Pictures aside, repeat every entry exactly.

───── Material provided

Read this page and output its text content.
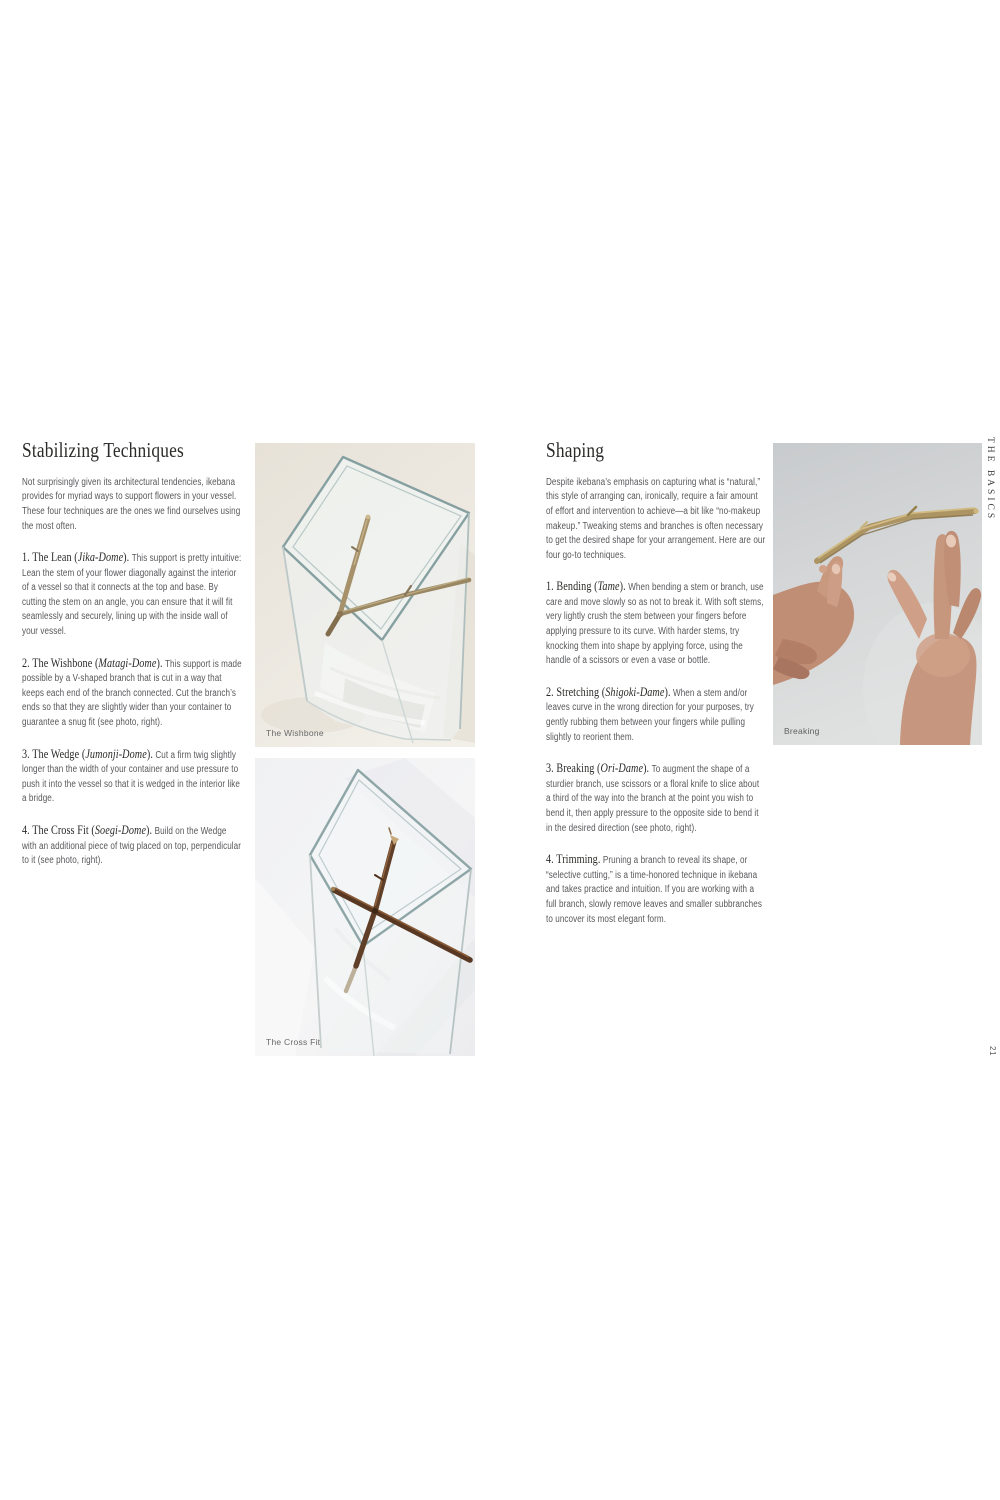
Stabilizing Techniques

Not surprisingly given its architectural tendencies, ikebana provides for myriad ways to support flowers in your vessel. These four techniques are the ones we find ourselves using the most often.

1. The Lean (Jika-Dome). This support is pretty intuitive: Lean the stem of your flower diagonally against the interior of a vessel so that it connects at the top and base. By cutting the stem on an angle, you can ensure that it will fit seamlessly and securely, lining up with the inside wall of your vessel.
2. The Wishbone (Matagi-Dome). This support is made possible by a V-shaped branch that is cut in a way that keeps each end of the branch connected. Cut the branch’s ends so that they are slightly wider than your container to guarantee a snug fit (see photo, right).
3. The Wedge (Jumonji-Dome). Cut a firm twig slightly longer than the width of your container and use pressure to push it into the vessel so that it is wedged in the interior like a bridge.
4. The Cross Fit (Soegi-Dome). Build on the Wedge with an additional piece of twig placed on top, perpendicular to it (see photo, right).
Shaping

Despite ikebana’s emphasis on capturing what is “natural,” this style of arranging can, ironically, require a fair amount of effort and intervention to achieve—a bit like “no-makeup makeup.” Tweaking stems and branches is often necessary to get the desired shape for your arrangement. Here are our four go-to techniques.

1. Bending (Tame). When bending a stem or branch, use care and move slowly so as not to break it. With soft stems, very lightly crush the stem between your fingers before applying pressure to its curve. With harder stems, try knocking them into shape by applying force, using the handle of a scissors or even a vase or bottle.
2. Stretching (Shigoki-Dame). When a stem and/or leaves curve in the wrong direction for your purposes, try gently rubbing them between your fingers while pulling slightly to reorient them.
3. Breaking (Ori-Dame). To augment the shape of a sturdier branch, use scissors or a floral knife to slice about a third of the way into the branch at the point you wish to bend it, then apply pressure to the opposite side to bend it in the desired direction (see photo, right).
4. Trimming. Pruning a branch to reveal its shape, or “selective cutting,” is a time-honored technique in ikebana and takes practice and intuition. If you are working with a full branch, slowly remove leaves and smaller subbranches to uncover its most elegant form.
The Wishbone
The Cross Fit
Breaking
THE BASICS
21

──────────

» Result of this task:
Read this page and output its text content.
Stabilizing Techniques

Not surprisingly given its architectural tendencies, ikebana provides for myriad ways to support flowers in your vessel. These four techniques are the ones we find ourselves using the most often.

1. The Lean (Jika-Dome). This support is pretty intuitive: Lean the stem of your flower diagonally against the interior of a vessel so that it connects at the top and base. By cutting the stem on an angle, you can ensure that it will fit seamlessly and securely, lining up with the inside wall of your vessel.
2. The Wishbone (Matagi-Dome). This support is made possible by a V-shaped branch that is cut in a way that keeps each end of the branch connected. Cut the branch’s ends so that they are slightly wider than your container to guarantee a snug fit (see photo, right).
3. The Wedge (Jumonji-Dome). Cut a firm twig slightly longer than the width of your container and use pressure to push it into the vessel so that it is wedged in the interior like a bridge.
4. The Cross Fit (Soegi-Dome). Build on the Wedge with an additional piece of twig placed on top, perpendicular to it (see photo, right).
Shaping

Despite ikebana’s emphasis on capturing what is “natural,” this style of arranging can, ironically, require a fair amount of effort and intervention to achieve—a bit like “no-makeup makeup.” Tweaking stems and branches is often necessary to get the desired shape for your arrangement. Here are our four go-to techniques.

1. Bending (Tame). When bending a stem or branch, use care and move slowly so as not to break it. With soft stems, very lightly crush the stem between your fingers before applying pressure to its curve. With harder stems, try knocking them into shape by applying force, using the handle of a scissors or even a vase or bottle.
2. Stretching (Shigoki-Dame). When a stem and/or leaves curve in the wrong direction for your purposes, try gently rubbing them between your fingers while pulling slightly to reorient them.
3. Breaking (Ori-Dame). To augment the shape of a sturdier branch, use scissors or a floral knife to slice about a third of the way into the branch at the point you wish to bend it, then apply pressure to the opposite side to bend it in the desired direction (see photo, right).
4. Trimming. Pruning a branch to reveal its shape, or “selective cutting,” is a time-honored technique in ikebana and takes practice and intuition. If you are working with a full branch, slowly remove leaves and smaller subbranches to uncover its most elegant form.
The Wishbone
The Cross Fit
Breaking
THE BASICS
21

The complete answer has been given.